__RECORDS SUPPLIED__

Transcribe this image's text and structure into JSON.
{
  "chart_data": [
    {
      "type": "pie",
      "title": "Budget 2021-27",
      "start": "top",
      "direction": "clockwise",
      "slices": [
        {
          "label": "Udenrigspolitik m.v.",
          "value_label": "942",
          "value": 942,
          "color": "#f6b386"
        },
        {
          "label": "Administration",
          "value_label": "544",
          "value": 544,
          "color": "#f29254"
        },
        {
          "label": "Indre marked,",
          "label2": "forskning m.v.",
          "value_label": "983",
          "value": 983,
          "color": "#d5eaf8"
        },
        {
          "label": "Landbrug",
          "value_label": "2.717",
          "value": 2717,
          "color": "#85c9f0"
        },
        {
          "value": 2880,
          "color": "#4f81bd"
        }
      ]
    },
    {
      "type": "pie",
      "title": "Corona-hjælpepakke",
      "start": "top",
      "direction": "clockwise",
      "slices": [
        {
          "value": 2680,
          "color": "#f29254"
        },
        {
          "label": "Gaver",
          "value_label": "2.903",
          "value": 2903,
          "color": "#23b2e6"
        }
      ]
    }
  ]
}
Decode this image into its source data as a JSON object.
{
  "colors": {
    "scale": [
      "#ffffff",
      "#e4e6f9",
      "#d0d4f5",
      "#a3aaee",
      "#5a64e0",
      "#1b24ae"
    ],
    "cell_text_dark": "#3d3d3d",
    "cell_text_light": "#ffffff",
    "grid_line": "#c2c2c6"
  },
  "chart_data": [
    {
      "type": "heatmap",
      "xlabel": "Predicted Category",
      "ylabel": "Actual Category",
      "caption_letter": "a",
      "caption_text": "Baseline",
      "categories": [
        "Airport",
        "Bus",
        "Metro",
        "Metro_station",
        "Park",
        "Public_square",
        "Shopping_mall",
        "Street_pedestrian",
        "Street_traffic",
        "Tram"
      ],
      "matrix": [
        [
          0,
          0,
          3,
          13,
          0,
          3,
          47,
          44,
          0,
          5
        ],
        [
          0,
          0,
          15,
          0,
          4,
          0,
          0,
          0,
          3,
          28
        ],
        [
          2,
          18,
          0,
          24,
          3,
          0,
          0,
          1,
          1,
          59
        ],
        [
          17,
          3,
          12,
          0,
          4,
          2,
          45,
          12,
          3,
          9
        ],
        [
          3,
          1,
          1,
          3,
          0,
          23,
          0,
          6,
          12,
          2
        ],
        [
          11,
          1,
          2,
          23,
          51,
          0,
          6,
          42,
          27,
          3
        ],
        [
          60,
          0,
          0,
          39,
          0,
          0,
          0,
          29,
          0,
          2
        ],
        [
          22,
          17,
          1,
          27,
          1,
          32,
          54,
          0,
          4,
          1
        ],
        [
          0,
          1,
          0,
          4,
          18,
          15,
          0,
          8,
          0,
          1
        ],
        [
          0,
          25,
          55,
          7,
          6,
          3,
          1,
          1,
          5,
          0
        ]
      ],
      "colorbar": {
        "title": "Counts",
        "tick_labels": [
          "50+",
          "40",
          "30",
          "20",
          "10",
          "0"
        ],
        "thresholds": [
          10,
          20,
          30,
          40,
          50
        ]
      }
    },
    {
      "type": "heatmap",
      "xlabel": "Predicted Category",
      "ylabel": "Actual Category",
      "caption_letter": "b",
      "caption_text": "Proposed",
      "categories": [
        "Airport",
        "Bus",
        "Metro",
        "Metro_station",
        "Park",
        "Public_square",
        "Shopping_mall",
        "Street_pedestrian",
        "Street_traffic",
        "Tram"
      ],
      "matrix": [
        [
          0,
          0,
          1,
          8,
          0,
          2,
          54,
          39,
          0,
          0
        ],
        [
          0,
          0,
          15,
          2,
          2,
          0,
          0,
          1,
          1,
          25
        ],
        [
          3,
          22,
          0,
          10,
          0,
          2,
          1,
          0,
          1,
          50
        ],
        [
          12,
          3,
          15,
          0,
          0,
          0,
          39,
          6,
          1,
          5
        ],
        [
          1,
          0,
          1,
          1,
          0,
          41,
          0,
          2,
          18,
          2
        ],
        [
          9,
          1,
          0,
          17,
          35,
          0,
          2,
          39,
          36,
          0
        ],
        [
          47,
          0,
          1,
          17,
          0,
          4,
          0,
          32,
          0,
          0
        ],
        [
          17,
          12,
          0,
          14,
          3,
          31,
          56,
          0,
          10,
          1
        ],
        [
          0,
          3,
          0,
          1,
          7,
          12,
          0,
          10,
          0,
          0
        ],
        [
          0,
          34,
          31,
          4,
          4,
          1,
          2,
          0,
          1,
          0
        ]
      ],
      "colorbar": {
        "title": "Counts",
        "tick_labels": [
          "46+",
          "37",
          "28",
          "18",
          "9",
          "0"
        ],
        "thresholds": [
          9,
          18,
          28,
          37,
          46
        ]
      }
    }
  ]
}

__EXERCISE TASK__
Restate the listing above word for word.

__PROBLEM SOLUTION__
Transcribe this image's text and structure into JSON.
{
  "chart_data": [
    {
      "type": "pie",
      "title": "Budget 2021-27",
      "start": "top",
      "direction": "clockwise",
      "slices": [
        {
          "label": "Udenrigspolitik m.v.",
          "value_label": "942",
          "value": 942,
          "color": "#f6b386"
        },
        {
          "label": "Administration",
          "value_label": "544",
          "value": 544,
          "color": "#f29254"
        },
        {
          "label": "Indre marked,",
          "label2": "forskning m.v.",
          "value_label": "983",
          "value": 983,
          "color": "#d5eaf8"
        },
        {
          "label": "Landbrug",
          "value_label": "2.717",
          "value": 2717,
          "color": "#85c9f0"
        },
        {
          "value": 2880,
          "color": "#4f81bd"
        }
      ]
    },
    {
      "type": "pie",
      "title": "Corona-hjælpepakke",
      "start": "top",
      "direction": "clockwise",
      "slices": [
        {
          "value": 2680,
          "color": "#f29254"
        },
        {
          "label": "Gaver",
          "value_label": "2.903",
          "value": 2903,
          "color": "#23b2e6"
        }
      ]
    }
  ]
}
Decode this image into its source data as a JSON object.
{
  "colors": {
    "scale": [
      "#ffffff",
      "#e4e6f9",
      "#d0d4f5",
      "#a3aaee",
      "#5a64e0",
      "#1b24ae"
    ],
    "cell_text_dark": "#3d3d3d",
    "cell_text_light": "#ffffff",
    "grid_line": "#c2c2c6"
  },
  "chart_data": [
    {
      "type": "heatmap",
      "xlabel": "Predicted Category",
      "ylabel": "Actual Category",
      "caption_letter": "a",
      "caption_text": "Baseline",
      "categories": [
        "Airport",
        "Bus",
        "Metro",
        "Metro_station",
        "Park",
        "Public_square",
        "Shopping_mall",
        "Street_pedestrian",
        "Street_traffic",
        "Tram"
      ],
      "matrix": [
        [
          0,
          0,
          3,
          13,
          0,
          3,
          47,
          44,
          0,
          5
        ],
        [
          0,
          0,
          15,
          0,
          4,
          0,
          0,
          0,
          3,
          28
        ],
        [
          2,
          18,
          0,
          24,
          3,
          0,
          0,
          1,
          1,
          59
        ],
        [
          17,
          3,
          12,
          0,
          4,
          2,
          45,
          12,
          3,
          9
        ],
        [
          3,
          1,
          1,
          3,
          0,
          23,
          0,
          6,
          12,
          2
        ],
        [
          11,
          1,
          2,
          23,
          51,
          0,
          6,
          42,
          27,
          3
        ],
        [
          60,
          0,
          0,
          39,
          0,
          0,
          0,
          29,
          0,
          2
        ],
        [
          22,
          17,
          1,
          27,
          1,
          32,
          54,
          0,
          4,
          1
        ],
        [
          0,
          1,
          0,
          4,
          18,
          15,
          0,
          8,
          0,
          1
        ],
        [
          0,
          25,
          55,
          7,
          6,
          3,
          1,
          1,
          5,
          0
        ]
      ],
      "colorbar": {
        "title": "Counts",
        "tick_labels": [
          "50+",
          "40",
          "30",
          "20",
          "10",
          "0"
        ],
        "thresholds": [
          10,
          20,
          30,
          40,
          50
        ]
      }
    },
    {
      "type": "heatmap",
      "xlabel": "Predicted Category",
      "ylabel": "Actual Category",
      "caption_letter": "b",
      "caption_text": "Proposed",
      "categories": [
        "Airport",
        "Bus",
        "Metro",
        "Metro_station",
        "Park",
        "Public_square",
        "Shopping_mall",
        "Street_pedestrian",
        "Street_traffic",
        "Tram"
      ],
      "matrix": [
        [
          0,
          0,
          1,
          8,
          0,
          2,
          54,
          39,
          0,
          0
        ],
        [
          0,
          0,
          15,
          2,
          2,
          0,
          0,
          1,
          1,
          25
        ],
        [
          3,
          22,
          0,
          10,
          0,
          2,
          1,
          0,
          1,
          50
        ],
        [
          12,
          3,
          15,
          0,
          0,
          0,
          39,
          6,
          1,
          5
        ],
        [
          1,
          0,
          1,
          1,
          0,
          41,
          0,
          2,
          18,
          2
        ],
        [
          9,
          1,
          0,
          17,
          35,
          0,
          2,
          39,
          36,
          0
        ],
        [
          47,
          0,
          1,
          17,
          0,
          4,
          0,
          32,
          0,
          0
        ],
        [
          17,
          12,
          0,
          14,
          3,
          31,
          56,
          0,
          10,
          1
        ],
        [
          0,
          3,
          0,
          1,
          7,
          12,
          0,
          10,
          0,
          0
        ],
        [
          0,
          34,
          31,
          4,
          4,
          1,
          2,
          0,
          1,
          0
        ]
      ],
      "colorbar": {
        "title": "Counts",
        "tick_labels": [
          "46+",
          "37",
          "28",
          "18",
          "9",
          "0"
        ],
        "thresholds": [
          9,
          18,
          28,
          37,
          46
        ]
      }
    }
  ]
}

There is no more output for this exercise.